Task instructions: Pick out the lines below that contain the string "date" and copy them all.

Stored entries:
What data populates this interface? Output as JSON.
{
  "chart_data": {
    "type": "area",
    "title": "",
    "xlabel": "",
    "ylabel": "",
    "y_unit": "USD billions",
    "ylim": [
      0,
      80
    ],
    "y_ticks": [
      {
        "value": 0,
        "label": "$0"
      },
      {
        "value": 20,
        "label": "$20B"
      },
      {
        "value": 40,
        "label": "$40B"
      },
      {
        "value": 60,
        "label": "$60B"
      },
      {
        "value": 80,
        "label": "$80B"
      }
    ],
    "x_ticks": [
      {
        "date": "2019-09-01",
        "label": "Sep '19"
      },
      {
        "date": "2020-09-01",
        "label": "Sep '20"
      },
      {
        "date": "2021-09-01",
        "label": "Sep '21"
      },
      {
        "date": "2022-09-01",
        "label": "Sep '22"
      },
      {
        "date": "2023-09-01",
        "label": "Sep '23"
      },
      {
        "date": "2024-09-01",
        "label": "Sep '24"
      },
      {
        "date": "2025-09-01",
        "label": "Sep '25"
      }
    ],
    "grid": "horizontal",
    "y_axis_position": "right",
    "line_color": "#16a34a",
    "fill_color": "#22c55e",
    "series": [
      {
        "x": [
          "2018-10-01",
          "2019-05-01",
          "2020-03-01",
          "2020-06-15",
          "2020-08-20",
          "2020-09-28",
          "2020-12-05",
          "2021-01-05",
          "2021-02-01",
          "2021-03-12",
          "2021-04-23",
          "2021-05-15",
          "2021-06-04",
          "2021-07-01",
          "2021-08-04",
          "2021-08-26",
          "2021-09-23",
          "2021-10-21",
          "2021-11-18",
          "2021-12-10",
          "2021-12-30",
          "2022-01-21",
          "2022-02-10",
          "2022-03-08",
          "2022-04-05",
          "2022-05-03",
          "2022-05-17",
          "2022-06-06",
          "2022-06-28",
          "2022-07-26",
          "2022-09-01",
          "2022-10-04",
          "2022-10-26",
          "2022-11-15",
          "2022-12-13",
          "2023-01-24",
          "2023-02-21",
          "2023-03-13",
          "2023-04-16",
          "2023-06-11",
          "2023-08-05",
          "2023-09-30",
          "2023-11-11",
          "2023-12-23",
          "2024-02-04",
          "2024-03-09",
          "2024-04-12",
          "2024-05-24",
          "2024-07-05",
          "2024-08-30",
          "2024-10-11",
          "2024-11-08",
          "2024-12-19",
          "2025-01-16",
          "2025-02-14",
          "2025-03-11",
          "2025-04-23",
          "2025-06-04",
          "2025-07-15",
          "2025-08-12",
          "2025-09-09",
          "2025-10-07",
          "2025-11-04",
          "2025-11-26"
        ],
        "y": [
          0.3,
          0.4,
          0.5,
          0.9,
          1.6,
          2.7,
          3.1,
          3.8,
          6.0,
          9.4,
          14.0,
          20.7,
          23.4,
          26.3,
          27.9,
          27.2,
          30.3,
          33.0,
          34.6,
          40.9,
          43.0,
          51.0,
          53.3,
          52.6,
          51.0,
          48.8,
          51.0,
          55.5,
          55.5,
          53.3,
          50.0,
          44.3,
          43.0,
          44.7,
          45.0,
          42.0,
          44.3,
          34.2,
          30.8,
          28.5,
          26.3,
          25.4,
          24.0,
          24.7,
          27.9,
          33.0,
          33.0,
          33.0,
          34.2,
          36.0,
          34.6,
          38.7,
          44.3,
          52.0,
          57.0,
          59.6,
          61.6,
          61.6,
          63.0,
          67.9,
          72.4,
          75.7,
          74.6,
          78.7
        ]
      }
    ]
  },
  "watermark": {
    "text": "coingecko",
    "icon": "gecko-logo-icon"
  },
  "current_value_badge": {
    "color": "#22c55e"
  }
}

Written reply:
        "date": "2019-09-01",
        "date": "2020-09-01",
        "date": "2021-09-01",
        "date": "2022-09-01",
        "date": "2023-09-01",
        "date": "2024-09-01",
        "date": "2025-09-01",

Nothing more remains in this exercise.